**RECORD SET**
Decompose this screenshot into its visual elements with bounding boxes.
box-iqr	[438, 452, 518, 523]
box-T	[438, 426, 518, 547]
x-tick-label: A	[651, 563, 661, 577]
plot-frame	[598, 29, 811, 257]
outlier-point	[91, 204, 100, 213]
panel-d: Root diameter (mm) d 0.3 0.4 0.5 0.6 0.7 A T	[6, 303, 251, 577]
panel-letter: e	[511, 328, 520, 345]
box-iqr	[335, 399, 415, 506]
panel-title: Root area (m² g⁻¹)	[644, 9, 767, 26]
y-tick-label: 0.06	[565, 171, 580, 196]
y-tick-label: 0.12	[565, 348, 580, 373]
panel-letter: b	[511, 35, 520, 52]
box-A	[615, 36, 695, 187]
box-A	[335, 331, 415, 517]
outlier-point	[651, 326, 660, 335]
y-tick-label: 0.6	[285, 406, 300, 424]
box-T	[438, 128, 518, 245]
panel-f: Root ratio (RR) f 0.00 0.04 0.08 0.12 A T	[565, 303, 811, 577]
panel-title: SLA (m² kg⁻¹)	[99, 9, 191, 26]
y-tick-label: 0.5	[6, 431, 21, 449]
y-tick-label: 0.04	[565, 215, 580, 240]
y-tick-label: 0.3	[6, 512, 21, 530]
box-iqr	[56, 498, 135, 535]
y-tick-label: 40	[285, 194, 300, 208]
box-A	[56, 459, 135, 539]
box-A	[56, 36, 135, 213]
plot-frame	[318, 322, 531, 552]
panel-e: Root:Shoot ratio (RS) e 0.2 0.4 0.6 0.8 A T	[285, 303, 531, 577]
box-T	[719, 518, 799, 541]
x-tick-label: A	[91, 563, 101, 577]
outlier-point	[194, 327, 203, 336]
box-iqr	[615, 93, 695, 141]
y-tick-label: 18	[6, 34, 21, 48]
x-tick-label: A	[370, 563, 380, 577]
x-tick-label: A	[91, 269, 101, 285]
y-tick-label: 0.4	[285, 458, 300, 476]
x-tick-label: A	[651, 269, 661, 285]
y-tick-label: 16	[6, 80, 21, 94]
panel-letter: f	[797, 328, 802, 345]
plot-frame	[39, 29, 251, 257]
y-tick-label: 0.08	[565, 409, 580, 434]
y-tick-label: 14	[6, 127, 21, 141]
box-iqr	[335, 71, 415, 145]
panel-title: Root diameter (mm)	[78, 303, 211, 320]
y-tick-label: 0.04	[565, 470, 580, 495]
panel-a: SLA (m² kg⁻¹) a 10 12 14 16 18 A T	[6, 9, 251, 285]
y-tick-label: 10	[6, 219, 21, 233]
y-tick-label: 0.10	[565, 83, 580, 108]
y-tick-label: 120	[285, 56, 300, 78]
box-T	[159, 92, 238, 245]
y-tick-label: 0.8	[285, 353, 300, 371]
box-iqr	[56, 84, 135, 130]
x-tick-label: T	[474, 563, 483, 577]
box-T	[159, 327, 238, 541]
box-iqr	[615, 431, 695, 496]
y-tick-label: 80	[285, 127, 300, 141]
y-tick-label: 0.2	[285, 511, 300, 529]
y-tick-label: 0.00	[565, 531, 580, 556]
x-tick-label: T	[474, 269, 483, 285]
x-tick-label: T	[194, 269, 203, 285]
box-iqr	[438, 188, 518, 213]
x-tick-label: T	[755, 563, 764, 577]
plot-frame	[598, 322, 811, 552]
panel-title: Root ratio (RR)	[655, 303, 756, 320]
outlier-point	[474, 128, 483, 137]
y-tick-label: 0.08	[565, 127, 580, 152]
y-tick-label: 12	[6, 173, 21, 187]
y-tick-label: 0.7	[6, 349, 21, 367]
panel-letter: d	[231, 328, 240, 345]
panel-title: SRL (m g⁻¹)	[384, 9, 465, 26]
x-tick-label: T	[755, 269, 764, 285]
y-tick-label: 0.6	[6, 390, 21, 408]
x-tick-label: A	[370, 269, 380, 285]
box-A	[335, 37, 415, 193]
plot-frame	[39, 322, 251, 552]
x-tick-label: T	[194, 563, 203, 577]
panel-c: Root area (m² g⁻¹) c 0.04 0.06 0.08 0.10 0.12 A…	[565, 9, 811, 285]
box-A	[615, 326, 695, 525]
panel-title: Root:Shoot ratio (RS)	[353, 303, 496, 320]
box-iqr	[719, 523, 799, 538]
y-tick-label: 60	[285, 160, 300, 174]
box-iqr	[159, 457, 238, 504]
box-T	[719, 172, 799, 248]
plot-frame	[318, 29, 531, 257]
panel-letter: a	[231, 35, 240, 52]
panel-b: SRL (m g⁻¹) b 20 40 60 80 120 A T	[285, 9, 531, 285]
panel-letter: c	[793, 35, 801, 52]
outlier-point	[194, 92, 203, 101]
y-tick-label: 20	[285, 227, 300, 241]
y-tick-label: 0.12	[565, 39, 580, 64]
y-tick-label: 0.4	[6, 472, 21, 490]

**WHAT THE TASK ASKS**
Count the lines in the records that contain the string "outlier", matching case exactly, and reply with only the number.

**THE RESPONSE**
5